----- RECORD EXCERPTS -----
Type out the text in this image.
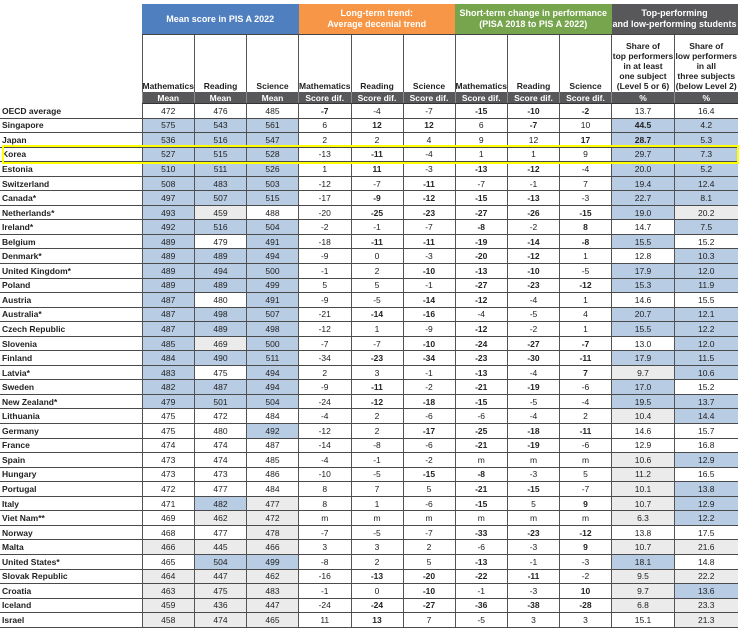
	Mean score in PIS A 2022			Long-term trend:
Average decenial trend			Short-term change in performance
(PISA 2018 to PIS A 2022)			Top-performing
and low-performing students	
	Mathematics	Reading	Science	Mathematics	Reading	Science	Mathematics	Reading	Science	Share of
top performers
in at least
one subject
(Level 5 or 6)	Share of
low performers
in all
three subjects
(below Level 2)
	Mean	Mean	Mean	Score dif.	Score dif.	Score dif.	Score dif.	Score dif.	Score dif.	%	%
OECD average	472	476	485	-7	-4	-7	-15	-10	-2	13.7	16.4
Singapore	575	543	561	6	12	12	6	-7	10	44.5	4.2
Japan	536	516	547	2	2	4	9	12	17	28.7	5.3
Korea	527	515	528	-13	-11	-4	1	1	9	29.7	7.3
Estonia	510	511	526	1	11	-3	-13	-12	-4	20.0	5.2
Switzerland	508	483	503	-12	-7	-11	-7	-1	7	19.4	12.4
Canada*	497	507	515	-17	-9	-12	-15	-13	-3	22.7	8.1
Netherlands*	493	459	488	-20	-25	-23	-27	-26	-15	19.0	20.2
Ireland*	492	516	504	-2	-1	-7	-8	-2	8	14.7	7.5
Belgium	489	479	491	-18	-11	-11	-19	-14	-8	15.5	15.2
Denmark*	489	489	494	-9	0	-3	-20	-12	1	12.8	10.3
United Kingdom*	489	494	500	-1	2	-10	-13	-10	-5	17.9	12.0
Poland	489	489	499	5	5	-1	-27	-23	-12	15.3	11.9
Austria	487	480	491	-9	-5	-14	-12	-4	1	14.6	15.5
Australia*	487	498	507	-21	-14	-16	-4	-5	4	20.7	12.1
Czech Republic	487	489	498	-12	1	-9	-12	-2	1	15.5	12.2
Slovenia	485	469	500	-7	-7	-10	-24	-27	-7	13.0	12.0
Finland	484	490	511	-34	-23	-34	-23	-30	-11	17.9	11.5
Latvia*	483	475	494	2	3	-1	-13	-4	7	9.7	10.6
Sweden	482	487	494	-9	-11	-2	-21	-19	-6	17.0	15.2
New Zealand*	479	501	504	-24	-12	-18	-15	-5	-4	19.5	13.7
Lithuania	475	472	484	-4	2	-6	-6	-4	2	10.4	14.4
Germany	475	480	492	-12	2	-17	-25	-18	-11	14.6	15.7
France	474	474	487	-14	-8	-6	-21	-19	-6	12.9	16.8
Spain	473	474	485	-4	-1	-2	m	m	m	10.6	12.9
Hungary	473	473	486	-10	-5	-15	-8	-3	5	11.2	16.5
Portugal	472	477	484	8	7	5	-21	-15	-7	10.1	13.8
Italy	471	482	477	8	1	-6	-15	5	9	10.7	12.9
Viet Nam**	469	462	472	m	m	m	m	m	m	6.3	12.2
Norway	468	477	478	-7	-5	-7	-33	-23	-12	13.8	17.5
Malta	466	445	466	3	3	2	-6	-3	9	10.7	21.6
United States*	465	504	499	-8	2	5	-13	-1	-3	18.1	14.8
Slovak Republic	464	447	462	-16	-13	-20	-22	-11	-2	9.5	22.2
Croatia	463	475	483	-1	0	-10	-1	-3	10	9.7	13.6
Iceland	459	436	447	-24	-24	-27	-36	-38	-28	6.8	23.3
Israel	458	474	465	11	13	7	-5	3	3	15.1	21.3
-----
• _GIVEN REQUEST_
Extract every line above that contains the word "Mean".

• _TASK RESPONSE_
	Mean score in PIS A 2022			Long-term trend:
	Mean	Mean	Mean	Score dif.	Score dif.	Score dif.	Score dif.	Score dif.	Score dif.	%	%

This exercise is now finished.